▶ Written task: Find the lines that contain the word "mrispreproc" and copy each one.

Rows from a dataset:
====

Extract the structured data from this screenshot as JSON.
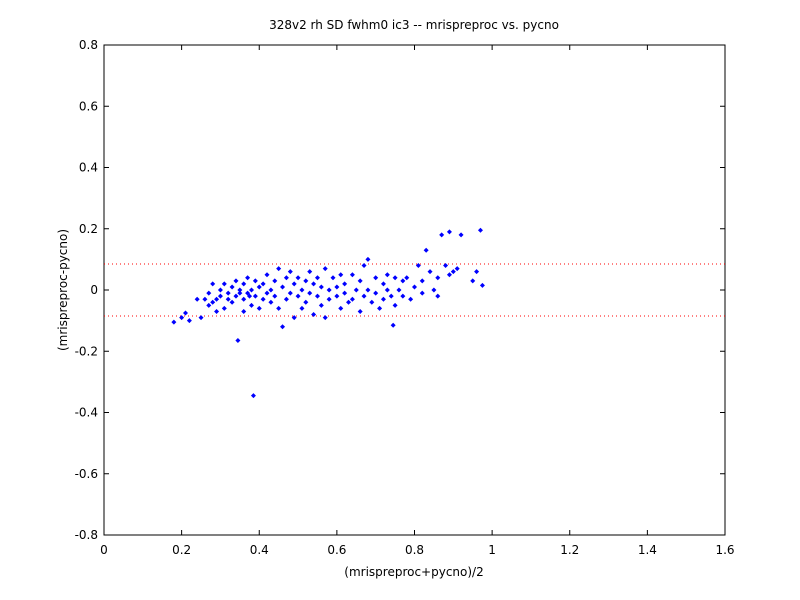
{
  "chart_data": {
    "type": "scatter",
    "title": "328v2 rh SD fwhm0 ic3 -- mrispreproc vs. pycno",
    "xlabel": "(mrispreproc+pycno)/2",
    "ylabel": "(mrispreproc-pycno)",
    "xlim": [
      0,
      1.6
    ],
    "ylim": [
      -0.8,
      0.8
    ],
    "xticks": [
      "0",
      "0.2",
      "0.4",
      "0.6",
      "0.8",
      "1",
      "1.2",
      "1.4",
      "1.6"
    ],
    "yticks": [
      "0.8",
      "0.6",
      "0.4",
      "0.2",
      "0",
      "-0.2",
      "-0.4",
      "-0.6",
      "-0.8"
    ],
    "grid": false,
    "reference_lines": [
      {
        "y": 0.085,
        "style": "dotted",
        "color": "#ff0000"
      },
      {
        "y": -0.085,
        "style": "dotted",
        "color": "#ff0000"
      }
    ],
    "series_color": "#0000ff",
    "points": [
      [
        0.18,
        -0.105
      ],
      [
        0.2,
        -0.09
      ],
      [
        0.21,
        -0.075
      ],
      [
        0.22,
        -0.1
      ],
      [
        0.24,
        -0.03
      ],
      [
        0.25,
        -0.09
      ],
      [
        0.26,
        -0.03
      ],
      [
        0.27,
        -0.01
      ],
      [
        0.27,
        -0.05
      ],
      [
        0.28,
        0.02
      ],
      [
        0.28,
        -0.04
      ],
      [
        0.29,
        -0.03
      ],
      [
        0.29,
        -0.07
      ],
      [
        0.3,
        0.0
      ],
      [
        0.3,
        -0.02
      ],
      [
        0.31,
        -0.06
      ],
      [
        0.31,
        0.02
      ],
      [
        0.32,
        -0.01
      ],
      [
        0.32,
        -0.03
      ],
      [
        0.33,
        0.01
      ],
      [
        0.33,
        -0.04
      ],
      [
        0.34,
        -0.02
      ],
      [
        0.34,
        0.03
      ],
      [
        0.345,
        -0.165
      ],
      [
        0.35,
        -0.01
      ],
      [
        0.35,
        0.0
      ],
      [
        0.36,
        -0.03
      ],
      [
        0.36,
        0.02
      ],
      [
        0.36,
        -0.07
      ],
      [
        0.37,
        -0.01
      ],
      [
        0.37,
        0.04
      ],
      [
        0.375,
        -0.02
      ],
      [
        0.38,
        0.0
      ],
      [
        0.38,
        -0.05
      ],
      [
        0.385,
        -0.345
      ],
      [
        0.39,
        0.03
      ],
      [
        0.39,
        -0.02
      ],
      [
        0.4,
        0.01
      ],
      [
        0.4,
        -0.06
      ],
      [
        0.41,
        0.02
      ],
      [
        0.41,
        -0.03
      ],
      [
        0.42,
        0.05
      ],
      [
        0.42,
        -0.01
      ],
      [
        0.43,
        0.0
      ],
      [
        0.43,
        -0.04
      ],
      [
        0.44,
        0.03
      ],
      [
        0.44,
        -0.02
      ],
      [
        0.45,
        0.07
      ],
      [
        0.45,
        -0.06
      ],
      [
        0.46,
        0.01
      ],
      [
        0.46,
        -0.12
      ],
      [
        0.47,
        0.04
      ],
      [
        0.47,
        -0.03
      ],
      [
        0.48,
        -0.01
      ],
      [
        0.48,
        0.06
      ],
      [
        0.49,
        -0.09
      ],
      [
        0.49,
        0.02
      ],
      [
        0.5,
        -0.02
      ],
      [
        0.5,
        0.04
      ],
      [
        0.51,
        0.0
      ],
      [
        0.51,
        -0.06
      ],
      [
        0.52,
        0.03
      ],
      [
        0.52,
        -0.04
      ],
      [
        0.53,
        0.06
      ],
      [
        0.53,
        -0.01
      ],
      [
        0.54,
        0.02
      ],
      [
        0.54,
        -0.08
      ],
      [
        0.55,
        -0.02
      ],
      [
        0.55,
        0.04
      ],
      [
        0.56,
        0.01
      ],
      [
        0.56,
        -0.05
      ],
      [
        0.57,
        -0.09
      ],
      [
        0.57,
        0.07
      ],
      [
        0.58,
        0.0
      ],
      [
        0.58,
        -0.03
      ],
      [
        0.59,
        0.04
      ],
      [
        0.6,
        -0.02
      ],
      [
        0.6,
        0.01
      ],
      [
        0.61,
        0.05
      ],
      [
        0.61,
        -0.06
      ],
      [
        0.62,
        0.02
      ],
      [
        0.62,
        -0.01
      ],
      [
        0.63,
        -0.04
      ],
      [
        0.64,
        0.05
      ],
      [
        0.64,
        -0.03
      ],
      [
        0.65,
        0.0
      ],
      [
        0.66,
        0.03
      ],
      [
        0.66,
        -0.07
      ],
      [
        0.67,
        0.08
      ],
      [
        0.67,
        -0.02
      ],
      [
        0.68,
        0.1
      ],
      [
        0.68,
        0.0
      ],
      [
        0.69,
        -0.04
      ],
      [
        0.7,
        0.04
      ],
      [
        0.7,
        -0.01
      ],
      [
        0.71,
        -0.06
      ],
      [
        0.72,
        0.02
      ],
      [
        0.72,
        -0.03
      ],
      [
        0.73,
        0.0
      ],
      [
        0.73,
        0.05
      ],
      [
        0.74,
        -0.02
      ],
      [
        0.745,
        -0.115
      ],
      [
        0.75,
        0.04
      ],
      [
        0.75,
        -0.05
      ],
      [
        0.76,
        0.0
      ],
      [
        0.77,
        -0.02
      ],
      [
        0.77,
        0.03
      ],
      [
        0.78,
        0.04
      ],
      [
        0.79,
        -0.03
      ],
      [
        0.8,
        0.01
      ],
      [
        0.81,
        0.08
      ],
      [
        0.82,
        0.03
      ],
      [
        0.82,
        -0.01
      ],
      [
        0.83,
        0.13
      ],
      [
        0.84,
        0.06
      ],
      [
        0.85,
        0.0
      ],
      [
        0.86,
        0.04
      ],
      [
        0.86,
        -0.02
      ],
      [
        0.87,
        0.18
      ],
      [
        0.88,
        0.08
      ],
      [
        0.89,
        0.05
      ],
      [
        0.89,
        0.19
      ],
      [
        0.9,
        0.06
      ],
      [
        0.91,
        0.07
      ],
      [
        0.92,
        0.18
      ],
      [
        0.95,
        0.03
      ],
      [
        0.96,
        0.06
      ],
      [
        0.97,
        0.195
      ],
      [
        0.975,
        0.015
      ]
    ]
  }
}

====

▶ Right answer:
    "title": "328v2 rh SD fwhm0 ic3 -- mrispreproc vs. pycno",
    "xlabel": "(mrispreproc+pycno)/2",
    "ylabel": "(mrispreproc-pycno)",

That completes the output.